Figure dataset records:
= = = = =

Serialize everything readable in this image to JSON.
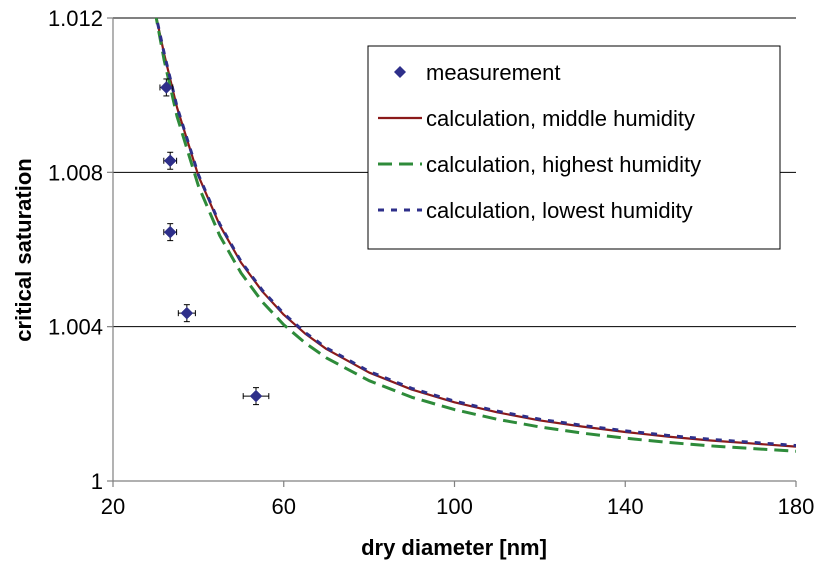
{
  "chart_data": {
    "type": "scatter",
    "title": "",
    "xlabel": "dry diameter [nm]",
    "ylabel": "critical saturation",
    "xlim": [
      20,
      180
    ],
    "ylim": [
      1.0,
      1.012
    ],
    "x_ticks": [
      {
        "value": 20,
        "label": "20"
      },
      {
        "value": 60,
        "label": "60"
      },
      {
        "value": 100,
        "label": "100"
      },
      {
        "value": 140,
        "label": "140"
      },
      {
        "value": 180,
        "label": "180"
      }
    ],
    "y_ticks": [
      {
        "value": 1.0,
        "label": "1"
      },
      {
        "value": 1.004,
        "label": "1.004"
      },
      {
        "value": 1.008,
        "label": "1.008"
      },
      {
        "value": 1.012,
        "label": "1.012"
      }
    ],
    "grid": {
      "horizontal": true,
      "vertical": false
    },
    "legend_position": "top-right",
    "series": [
      {
        "name": "measurement",
        "kind": "scatter",
        "marker": "diamond",
        "color": "#2E2F8A",
        "points": [
          {
            "x": 32.5,
            "y": 1.0102,
            "x_err": 1.5,
            "y_err": 0.00022
          },
          {
            "x": 33.4,
            "y": 1.0083,
            "x_err": 1.5,
            "y_err": 0.00022
          },
          {
            "x": 33.4,
            "y": 1.00645,
            "x_err": 1.5,
            "y_err": 0.00022
          },
          {
            "x": 37.3,
            "y": 1.00435,
            "x_err": 2.0,
            "y_err": 0.00022
          },
          {
            "x": 53.5,
            "y": 1.0022,
            "x_err": 3.0,
            "y_err": 0.00022
          }
        ]
      },
      {
        "name": "calculation, middle humidity",
        "kind": "line",
        "color": "#8B1A1A",
        "dash": "solid",
        "points": [
          [
            29.8,
            1.0122
          ],
          [
            32,
            1.01106
          ],
          [
            35,
            1.00968
          ],
          [
            40,
            1.00791
          ],
          [
            45,
            1.00663
          ],
          [
            50,
            1.00566
          ],
          [
            55,
            1.00491
          ],
          [
            60,
            1.00431
          ],
          [
            65,
            1.00382
          ],
          [
            70,
            1.00342
          ],
          [
            80,
            1.00281
          ],
          [
            90,
            1.00237
          ],
          [
            100,
            1.00204
          ],
          [
            110,
            1.00178
          ],
          [
            120,
            1.00157
          ],
          [
            130,
            1.00141
          ],
          [
            140,
            1.00127
          ],
          [
            150,
            1.00115
          ],
          [
            160,
            1.00105
          ],
          [
            170,
            1.00097
          ],
          [
            180,
            1.00089
          ]
        ]
      },
      {
        "name": "calculation, highest humidity",
        "kind": "line",
        "color": "#2E8B3A",
        "dash": "long-dash",
        "points": [
          [
            29.8,
            1.0122
          ],
          [
            32,
            1.0109
          ],
          [
            35,
            1.00945
          ],
          [
            40,
            1.00765
          ],
          [
            45,
            1.00636
          ],
          [
            50,
            1.00539
          ],
          [
            55,
            1.00464
          ],
          [
            60,
            1.00405
          ],
          [
            65,
            1.00358
          ],
          [
            70,
            1.00319
          ],
          [
            80,
            1.0026
          ],
          [
            90,
            1.00217
          ],
          [
            100,
            1.00185
          ],
          [
            110,
            1.0016
          ],
          [
            120,
            1.0014
          ],
          [
            130,
            1.00124
          ],
          [
            140,
            1.00111
          ],
          [
            150,
            1.001
          ],
          [
            160,
            1.00091
          ],
          [
            170,
            1.00084
          ],
          [
            180,
            1.00077
          ]
        ]
      },
      {
        "name": "calculation, lowest humidity",
        "kind": "line",
        "color": "#2E2F8A",
        "dash": "short-dash",
        "points": [
          [
            29.8,
            1.0122
          ],
          [
            32,
            1.01108
          ],
          [
            35,
            1.0097
          ],
          [
            40,
            1.00794
          ],
          [
            45,
            1.00666
          ],
          [
            50,
            1.00569
          ],
          [
            55,
            1.00494
          ],
          [
            60,
            1.00434
          ],
          [
            65,
            1.00385
          ],
          [
            70,
            1.00345
          ],
          [
            80,
            1.00284
          ],
          [
            90,
            1.0024
          ],
          [
            100,
            1.00207
          ],
          [
            110,
            1.00181
          ],
          [
            120,
            1.0016
          ],
          [
            130,
            1.00144
          ],
          [
            140,
            1.0013
          ],
          [
            150,
            1.00118
          ],
          [
            160,
            1.00108
          ],
          [
            170,
            1.001
          ],
          [
            180,
            1.00092
          ]
        ]
      }
    ]
  }
}
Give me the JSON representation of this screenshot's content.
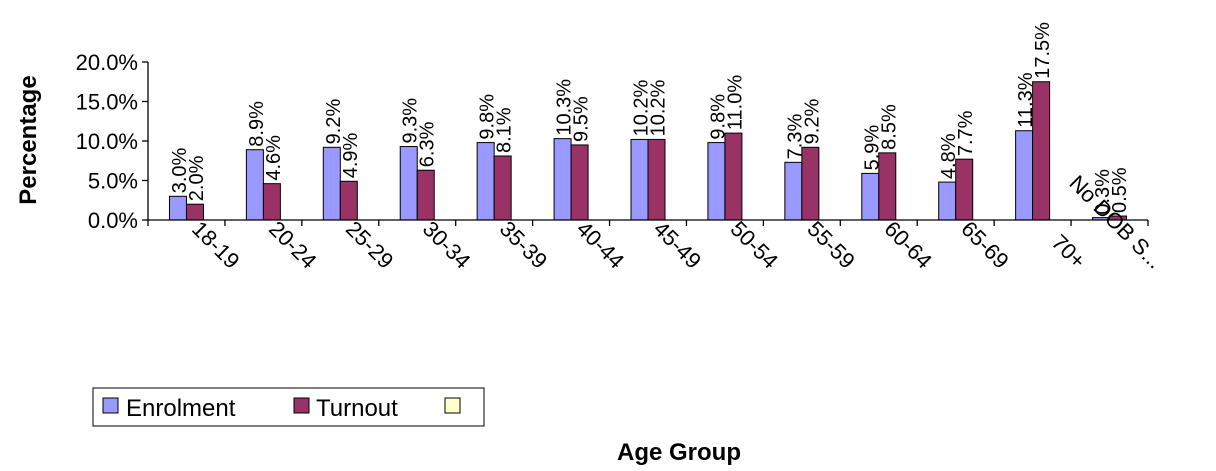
{
  "chart_data": {
    "type": "bar",
    "title": "",
    "xlabel": "Age Group",
    "ylabel": "Percentage",
    "ylim": [
      0,
      20
    ],
    "yticks": [
      "0.0%",
      "5.0%",
      "10.0%",
      "15.0%",
      "20.0%"
    ],
    "grid": false,
    "legend_position": "bottom-left",
    "categories": [
      "18-19",
      "20-24",
      "25-29",
      "30-34",
      "35-39",
      "40-44",
      "45-49",
      "50-54",
      "55-59",
      "60-64",
      "65-69",
      "70+",
      "No DOB S..."
    ],
    "series": [
      {
        "name": "Enrolment",
        "color": "#9999FF",
        "values": [
          3.0,
          8.9,
          9.2,
          9.3,
          9.8,
          10.3,
          10.2,
          9.8,
          7.3,
          5.9,
          4.8,
          11.3,
          0.3
        ],
        "labels": [
          "3.0%",
          "8.9%",
          "9.2%",
          "9.3%",
          "9.8%",
          "10.3%",
          "10.2%",
          "9.8%",
          "7.3%",
          "5.9%",
          "4.8%",
          "11.3%",
          "0.3%"
        ]
      },
      {
        "name": "Turnout",
        "color": "#993366",
        "values": [
          2.0,
          4.6,
          4.9,
          6.3,
          8.1,
          9.5,
          10.2,
          11.0,
          9.2,
          8.5,
          7.7,
          17.5,
          0.5
        ],
        "labels": [
          "2.0%",
          "4.6%",
          "4.9%",
          "6.3%",
          "8.1%",
          "9.5%",
          "10.2%",
          "11.0%",
          "9.2%",
          "8.5%",
          "7.7%",
          "17.5%",
          "0.5%"
        ]
      }
    ],
    "legend": [
      {
        "name": "Enrolment",
        "color": "#9999FF"
      },
      {
        "name": "Turnout",
        "color": "#993366"
      },
      {
        "name": "",
        "color": "#FFFFCC"
      }
    ]
  }
}
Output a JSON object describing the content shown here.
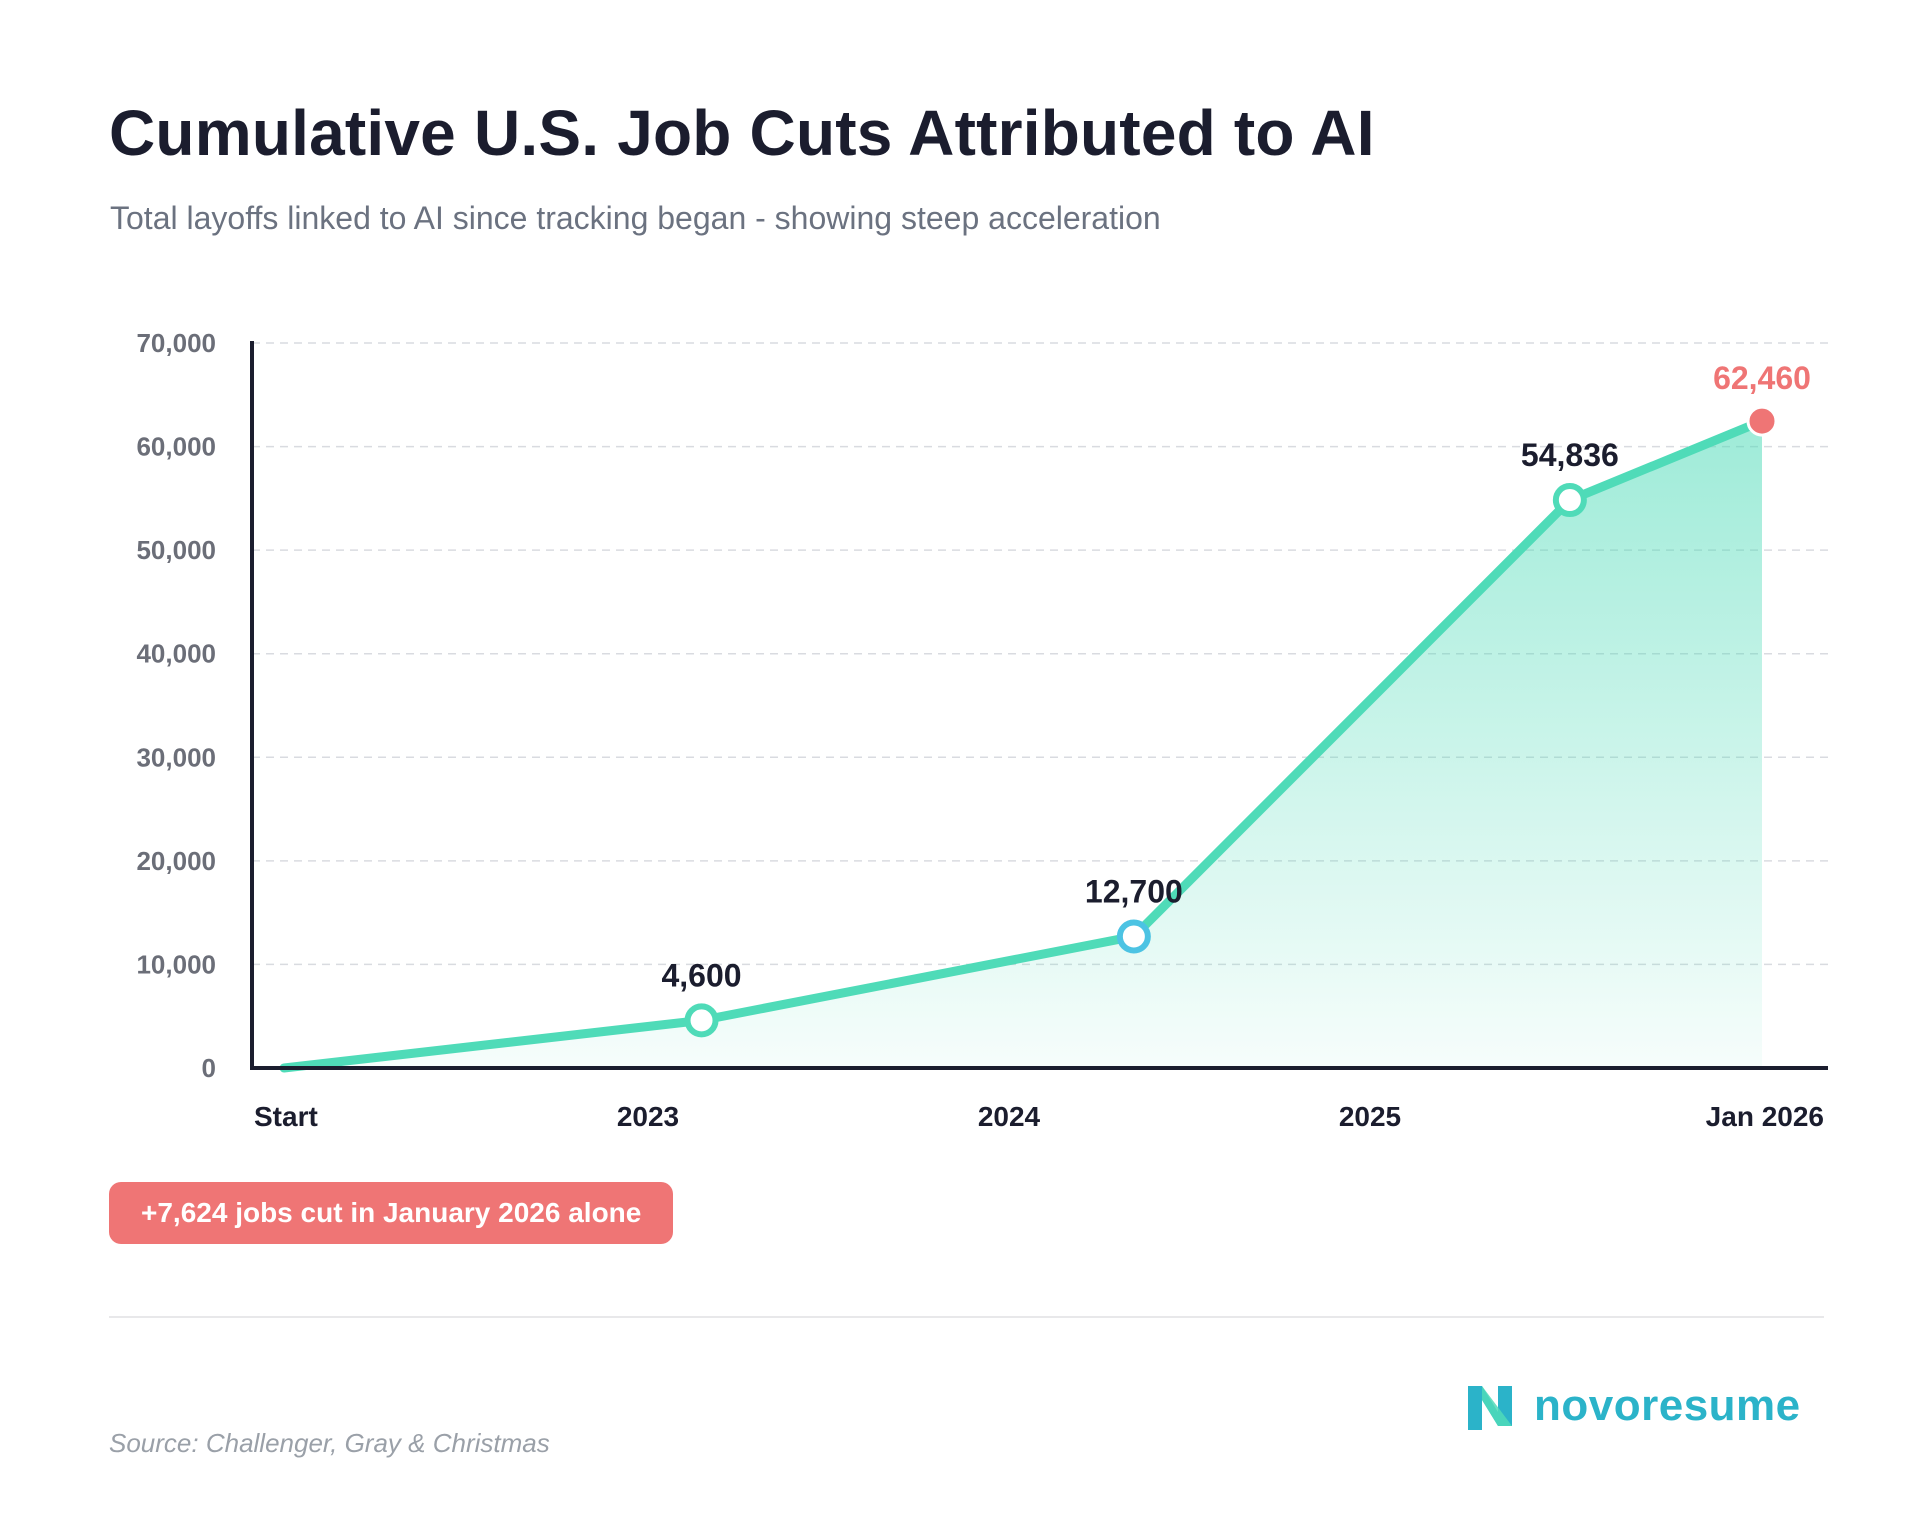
{
  "header": {
    "title": "Cumulative U.S. Job Cuts Attributed to AI",
    "subtitle": "Total layoffs linked to AI since tracking began - showing steep acceleration"
  },
  "chart_data": {
    "type": "area",
    "title": "Cumulative U.S. Job Cuts Attributed to AI",
    "subtitle": "Total layoffs linked to AI since tracking began - showing steep acceleration",
    "xlabel": "",
    "ylabel": "",
    "ylim": [
      0,
      70000
    ],
    "y_ticks": [
      0,
      10000,
      20000,
      30000,
      40000,
      50000,
      60000,
      70000
    ],
    "y_tick_labels": [
      "0",
      "10,000",
      "20,000",
      "30,000",
      "40,000",
      "50,000",
      "60,000",
      "70,000"
    ],
    "x_ticks": [
      "Start",
      "2023",
      "2024",
      "2025",
      "Jan 2026"
    ],
    "x_tick_positions": [
      0,
      1,
      2,
      3,
      4
    ],
    "xlim": [
      0,
      4
    ],
    "grid": true,
    "points": [
      {
        "x": 0,
        "y": 0,
        "label": ""
      },
      {
        "x": 1.13,
        "y": 4600,
        "label": "4,600"
      },
      {
        "x": 2.3,
        "y": 12700,
        "label": "12,700"
      },
      {
        "x": 3.48,
        "y": 54836,
        "label": "54,836"
      },
      {
        "x": 4,
        "y": 62460,
        "label": "62,460",
        "highlight": true
      }
    ],
    "colors": {
      "line": "#4fdbb8",
      "fill": "#4fdbb8",
      "marker_stroke_low": "#4cc3e3",
      "highlight": "#ef7575"
    }
  },
  "callout": {
    "text": "+7,624 jobs cut in January 2026 alone"
  },
  "footer": {
    "source": "Source: Challenger, Gray & Christmas",
    "logo_text": "novoresume",
    "logo_icon": "novoresume-logo-icon"
  }
}
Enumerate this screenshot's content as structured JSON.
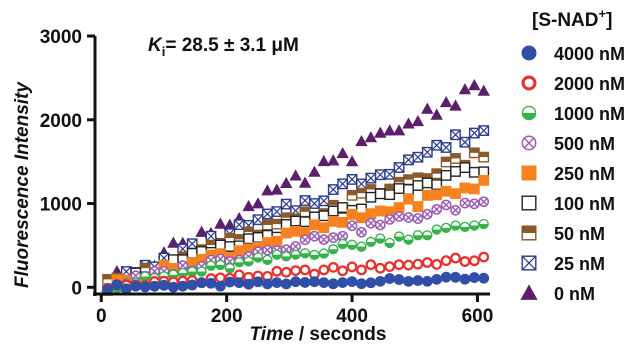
{
  "chart_data": {
    "type": "scatter",
    "ylabel": "Fluorescence Intensity",
    "xlabel_italic": "Time",
    "xlabel_rest": " / seconds",
    "annotation_italic": "K",
    "annotation_sub": "i",
    "annotation_rest": "= 28.5 ± 3.1 μM",
    "legend_title": "[S-NAD+]",
    "legend_title_main": "[S-NAD",
    "legend_title_sup": "+",
    "legend_title_end": "]",
    "xlim": [
      -10,
      620
    ],
    "ylim": [
      -80,
      3000
    ],
    "xticks": [
      0,
      200,
      400,
      600
    ],
    "yticks": [
      0,
      1000,
      2000,
      3000
    ],
    "x_start": 10,
    "x_step": 15,
    "points_per_series": 41,
    "series": [
      {
        "name": "4000 nM",
        "marker": "filled-circle",
        "color": "#2f4fa8",
        "rate": 0.17
      },
      {
        "name": "2000 nM",
        "marker": "open-circle",
        "color": "#e8312b",
        "rate": 0.56
      },
      {
        "name": "1000 nM",
        "marker": "half-circle",
        "color": "#36b24a",
        "rate": 1.25
      },
      {
        "name": "500 nM",
        "marker": "circle-x",
        "color": "#9b59b6",
        "rate": 1.7
      },
      {
        "name": "250 nM",
        "marker": "filled-square",
        "color": "#f5821f",
        "rate": 2.03
      },
      {
        "name": "100 nM",
        "marker": "open-square",
        "color": "#222222",
        "rate": 2.36
      },
      {
        "name": "50 nM",
        "marker": "half-square",
        "color": "#8a5a2b",
        "rate": 2.6
      },
      {
        "name": "25 nM",
        "marker": "square-x",
        "color": "#2a3a8c",
        "rate": 3.1
      },
      {
        "name": "0 nM",
        "marker": "filled-triangle",
        "color": "#5b1f6e",
        "rate": 4.0
      }
    ]
  }
}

= = = = =

Task statement: Count every line in the data that contains the word "steep", then give that count and nothing else.

Result of the task: 2